(Item position entries)
start

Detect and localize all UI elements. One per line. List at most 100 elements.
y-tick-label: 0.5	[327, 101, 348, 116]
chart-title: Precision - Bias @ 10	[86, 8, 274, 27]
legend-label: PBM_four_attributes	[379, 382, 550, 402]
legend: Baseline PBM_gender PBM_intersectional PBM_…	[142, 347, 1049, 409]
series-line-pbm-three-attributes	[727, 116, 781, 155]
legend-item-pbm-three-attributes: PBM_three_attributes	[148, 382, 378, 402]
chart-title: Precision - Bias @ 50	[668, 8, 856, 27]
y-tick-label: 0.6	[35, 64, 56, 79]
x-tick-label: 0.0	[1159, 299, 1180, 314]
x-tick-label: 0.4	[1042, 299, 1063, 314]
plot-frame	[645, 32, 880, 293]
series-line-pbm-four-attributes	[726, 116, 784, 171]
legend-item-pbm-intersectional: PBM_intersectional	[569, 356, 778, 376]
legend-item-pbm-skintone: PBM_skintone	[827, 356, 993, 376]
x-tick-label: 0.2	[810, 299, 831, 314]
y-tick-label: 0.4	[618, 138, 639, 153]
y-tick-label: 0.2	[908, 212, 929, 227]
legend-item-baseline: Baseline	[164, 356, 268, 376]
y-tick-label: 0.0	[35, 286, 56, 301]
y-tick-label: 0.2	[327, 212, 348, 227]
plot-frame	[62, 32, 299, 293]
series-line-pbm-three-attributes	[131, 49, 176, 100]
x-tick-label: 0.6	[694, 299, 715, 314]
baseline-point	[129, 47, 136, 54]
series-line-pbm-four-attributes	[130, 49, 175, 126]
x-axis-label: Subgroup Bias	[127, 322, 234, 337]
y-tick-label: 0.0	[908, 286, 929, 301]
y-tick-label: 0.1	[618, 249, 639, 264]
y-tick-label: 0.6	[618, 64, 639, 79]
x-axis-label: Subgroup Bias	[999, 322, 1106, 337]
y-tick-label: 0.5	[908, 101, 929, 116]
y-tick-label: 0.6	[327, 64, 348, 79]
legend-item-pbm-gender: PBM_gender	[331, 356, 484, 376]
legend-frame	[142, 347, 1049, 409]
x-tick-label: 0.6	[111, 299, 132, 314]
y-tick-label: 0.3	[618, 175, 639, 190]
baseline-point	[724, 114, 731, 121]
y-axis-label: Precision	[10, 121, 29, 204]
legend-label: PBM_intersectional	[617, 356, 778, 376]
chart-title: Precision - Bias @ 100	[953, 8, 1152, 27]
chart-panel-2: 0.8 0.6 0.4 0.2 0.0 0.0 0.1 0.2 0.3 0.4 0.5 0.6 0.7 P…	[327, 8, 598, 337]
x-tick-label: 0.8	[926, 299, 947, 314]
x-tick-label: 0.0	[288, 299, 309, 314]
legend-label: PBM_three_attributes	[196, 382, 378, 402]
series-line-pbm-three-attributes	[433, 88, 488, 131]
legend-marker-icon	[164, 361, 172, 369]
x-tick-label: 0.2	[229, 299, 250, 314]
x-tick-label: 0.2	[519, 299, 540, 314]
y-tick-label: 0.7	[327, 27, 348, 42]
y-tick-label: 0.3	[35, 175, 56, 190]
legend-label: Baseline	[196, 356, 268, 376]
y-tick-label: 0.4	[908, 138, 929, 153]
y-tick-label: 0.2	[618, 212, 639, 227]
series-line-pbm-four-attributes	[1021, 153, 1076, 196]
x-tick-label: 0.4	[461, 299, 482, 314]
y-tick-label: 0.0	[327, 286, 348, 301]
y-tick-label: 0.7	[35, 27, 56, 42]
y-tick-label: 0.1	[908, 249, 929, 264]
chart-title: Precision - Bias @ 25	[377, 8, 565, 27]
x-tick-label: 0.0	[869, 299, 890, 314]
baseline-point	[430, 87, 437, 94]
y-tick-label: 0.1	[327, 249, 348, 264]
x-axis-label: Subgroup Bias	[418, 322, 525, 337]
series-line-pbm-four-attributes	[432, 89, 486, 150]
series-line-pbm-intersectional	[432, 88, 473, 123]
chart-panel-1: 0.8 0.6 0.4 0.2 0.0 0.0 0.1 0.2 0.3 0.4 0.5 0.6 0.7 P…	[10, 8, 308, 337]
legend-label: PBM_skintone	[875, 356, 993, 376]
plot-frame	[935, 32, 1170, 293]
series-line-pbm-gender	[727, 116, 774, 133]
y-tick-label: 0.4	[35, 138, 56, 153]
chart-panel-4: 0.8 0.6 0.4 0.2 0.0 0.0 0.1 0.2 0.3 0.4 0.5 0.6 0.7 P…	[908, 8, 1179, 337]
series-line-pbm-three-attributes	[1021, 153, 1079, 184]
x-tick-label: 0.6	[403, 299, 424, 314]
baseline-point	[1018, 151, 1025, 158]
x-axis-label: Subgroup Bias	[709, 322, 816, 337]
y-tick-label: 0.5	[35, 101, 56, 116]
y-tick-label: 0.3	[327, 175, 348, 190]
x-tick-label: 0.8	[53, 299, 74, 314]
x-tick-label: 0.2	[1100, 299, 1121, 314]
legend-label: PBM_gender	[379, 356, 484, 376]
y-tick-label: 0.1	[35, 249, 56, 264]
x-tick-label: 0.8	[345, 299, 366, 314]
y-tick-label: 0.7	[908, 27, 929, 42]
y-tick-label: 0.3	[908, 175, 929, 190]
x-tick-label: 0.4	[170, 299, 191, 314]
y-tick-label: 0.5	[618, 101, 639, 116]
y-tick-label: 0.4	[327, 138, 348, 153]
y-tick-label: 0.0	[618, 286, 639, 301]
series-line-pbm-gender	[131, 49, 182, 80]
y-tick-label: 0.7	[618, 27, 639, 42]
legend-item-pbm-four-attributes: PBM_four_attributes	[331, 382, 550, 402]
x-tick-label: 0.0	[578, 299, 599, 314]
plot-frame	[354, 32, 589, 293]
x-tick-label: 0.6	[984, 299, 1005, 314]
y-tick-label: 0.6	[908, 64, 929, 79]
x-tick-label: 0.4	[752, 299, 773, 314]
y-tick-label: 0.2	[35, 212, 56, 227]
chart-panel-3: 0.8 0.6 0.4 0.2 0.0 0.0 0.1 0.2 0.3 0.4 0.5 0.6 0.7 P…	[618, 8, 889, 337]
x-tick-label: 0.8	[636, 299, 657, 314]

end

Job
Reproduce every line of the material above word for word.

Expected answer
Detect and localize all UI elements. One per line. List at most 100 elements.
y-tick-label: 0.5	[327, 101, 348, 116]
chart-title: Precision - Bias @ 10	[86, 8, 274, 27]
legend-label: PBM_four_attributes	[379, 382, 550, 402]
legend: Baseline PBM_gender PBM_intersectional PBM_…	[142, 347, 1049, 409]
series-line-pbm-three-attributes	[727, 116, 781, 155]
legend-item-pbm-three-attributes: PBM_three_attributes	[148, 382, 378, 402]
chart-title: Precision - Bias @ 50	[668, 8, 856, 27]
y-tick-label: 0.6	[35, 64, 56, 79]
x-tick-label: 0.0	[1159, 299, 1180, 314]
x-tick-label: 0.4	[1042, 299, 1063, 314]
plot-frame	[645, 32, 880, 293]
series-line-pbm-four-attributes	[726, 116, 784, 171]
legend-item-pbm-intersectional: PBM_intersectional	[569, 356, 778, 376]
legend-item-pbm-skintone: PBM_skintone	[827, 356, 993, 376]
x-tick-label: 0.2	[810, 299, 831, 314]
y-tick-label: 0.4	[618, 138, 639, 153]
y-tick-label: 0.2	[908, 212, 929, 227]
legend-item-baseline: Baseline	[164, 356, 268, 376]
y-tick-label: 0.0	[35, 286, 56, 301]
y-tick-label: 0.2	[327, 212, 348, 227]
plot-frame	[62, 32, 299, 293]
series-line-pbm-three-attributes	[131, 49, 176, 100]
x-tick-label: 0.6	[694, 299, 715, 314]
baseline-point	[129, 47, 136, 54]
series-line-pbm-four-attributes	[130, 49, 175, 126]
x-axis-label: Subgroup Bias	[127, 322, 234, 337]
y-tick-label: 0.0	[908, 286, 929, 301]
y-tick-label: 0.1	[618, 249, 639, 264]
y-tick-label: 0.6	[618, 64, 639, 79]
x-axis-label: Subgroup Bias	[999, 322, 1106, 337]
y-tick-label: 0.5	[908, 101, 929, 116]
y-tick-label: 0.6	[327, 64, 348, 79]
legend-item-pbm-gender: PBM_gender	[331, 356, 484, 376]
legend-frame	[142, 347, 1049, 409]
x-tick-label: 0.6	[111, 299, 132, 314]
y-tick-label: 0.3	[618, 175, 639, 190]
baseline-point	[724, 114, 731, 121]
y-axis-label: Precision	[10, 121, 29, 204]
legend-label: PBM_intersectional	[617, 356, 778, 376]
chart-title: Precision - Bias @ 100	[953, 8, 1152, 27]
chart-panel-2: 0.8 0.6 0.4 0.2 0.0 0.0 0.1 0.2 0.3 0.4 0.5 0.6 0.7 P…	[327, 8, 598, 337]
x-tick-label: 0.8	[926, 299, 947, 314]
x-tick-label: 0.0	[288, 299, 309, 314]
legend-label: PBM_three_attributes	[196, 382, 378, 402]
series-line-pbm-three-attributes	[433, 88, 488, 131]
legend-marker-icon	[164, 361, 172, 369]
x-tick-label: 0.2	[229, 299, 250, 314]
x-tick-label: 0.2	[519, 299, 540, 314]
y-tick-label: 0.7	[327, 27, 348, 42]
y-tick-label: 0.3	[35, 175, 56, 190]
legend-label: Baseline	[196, 356, 268, 376]
y-tick-label: 0.4	[908, 138, 929, 153]
y-tick-label: 0.2	[618, 212, 639, 227]
series-line-pbm-four-attributes	[1021, 153, 1076, 196]
x-tick-label: 0.4	[461, 299, 482, 314]
y-tick-label: 0.0	[327, 286, 348, 301]
y-tick-label: 0.7	[35, 27, 56, 42]
y-tick-label: 0.1	[908, 249, 929, 264]
chart-title: Precision - Bias @ 25	[377, 8, 565, 27]
x-tick-label: 0.0	[869, 299, 890, 314]
baseline-point	[430, 87, 437, 94]
y-tick-label: 0.1	[327, 249, 348, 264]
x-axis-label: Subgroup Bias	[418, 322, 525, 337]
series-line-pbm-four-attributes	[432, 89, 486, 150]
series-line-pbm-intersectional	[432, 88, 473, 123]
chart-panel-1: 0.8 0.6 0.4 0.2 0.0 0.0 0.1 0.2 0.3 0.4 0.5 0.6 0.7 P…	[10, 8, 308, 337]
legend-label: PBM_skintone	[875, 356, 993, 376]
plot-frame	[935, 32, 1170, 293]
series-line-pbm-gender	[727, 116, 774, 133]
y-tick-label: 0.4	[35, 138, 56, 153]
chart-panel-4: 0.8 0.6 0.4 0.2 0.0 0.0 0.1 0.2 0.3 0.4 0.5 0.6 0.7 P…	[908, 8, 1179, 337]
series-line-pbm-three-attributes	[1021, 153, 1079, 184]
x-tick-label: 0.6	[403, 299, 424, 314]
baseline-point	[1018, 151, 1025, 158]
x-axis-label: Subgroup Bias	[709, 322, 816, 337]
y-tick-label: 0.5	[35, 101, 56, 116]
y-tick-label: 0.3	[327, 175, 348, 190]
x-tick-label: 0.8	[53, 299, 74, 314]
x-tick-label: 0.2	[1100, 299, 1121, 314]
legend-label: PBM_gender	[379, 356, 484, 376]
y-tick-label: 0.1	[35, 249, 56, 264]
x-tick-label: 0.8	[345, 299, 366, 314]
y-tick-label: 0.7	[908, 27, 929, 42]
y-tick-label: 0.3	[908, 175, 929, 190]
x-tick-label: 0.4	[170, 299, 191, 314]
y-tick-label: 0.5	[618, 101, 639, 116]
y-tick-label: 0.4	[327, 138, 348, 153]
y-tick-label: 0.0	[618, 286, 639, 301]
series-line-pbm-gender	[131, 49, 182, 80]
y-tick-label: 0.7	[618, 27, 639, 42]
legend-item-pbm-four-attributes: PBM_four_attributes	[331, 382, 550, 402]
x-tick-label: 0.0	[578, 299, 599, 314]
plot-frame	[354, 32, 589, 293]
x-tick-label: 0.6	[984, 299, 1005, 314]
y-tick-label: 0.6	[908, 64, 929, 79]
x-tick-label: 0.4	[752, 299, 773, 314]
y-tick-label: 0.2	[35, 212, 56, 227]
chart-panel-3: 0.8 0.6 0.4 0.2 0.0 0.0 0.1 0.2 0.3 0.4 0.5 0.6 0.7 P…	[618, 8, 889, 337]
x-tick-label: 0.8	[636, 299, 657, 314]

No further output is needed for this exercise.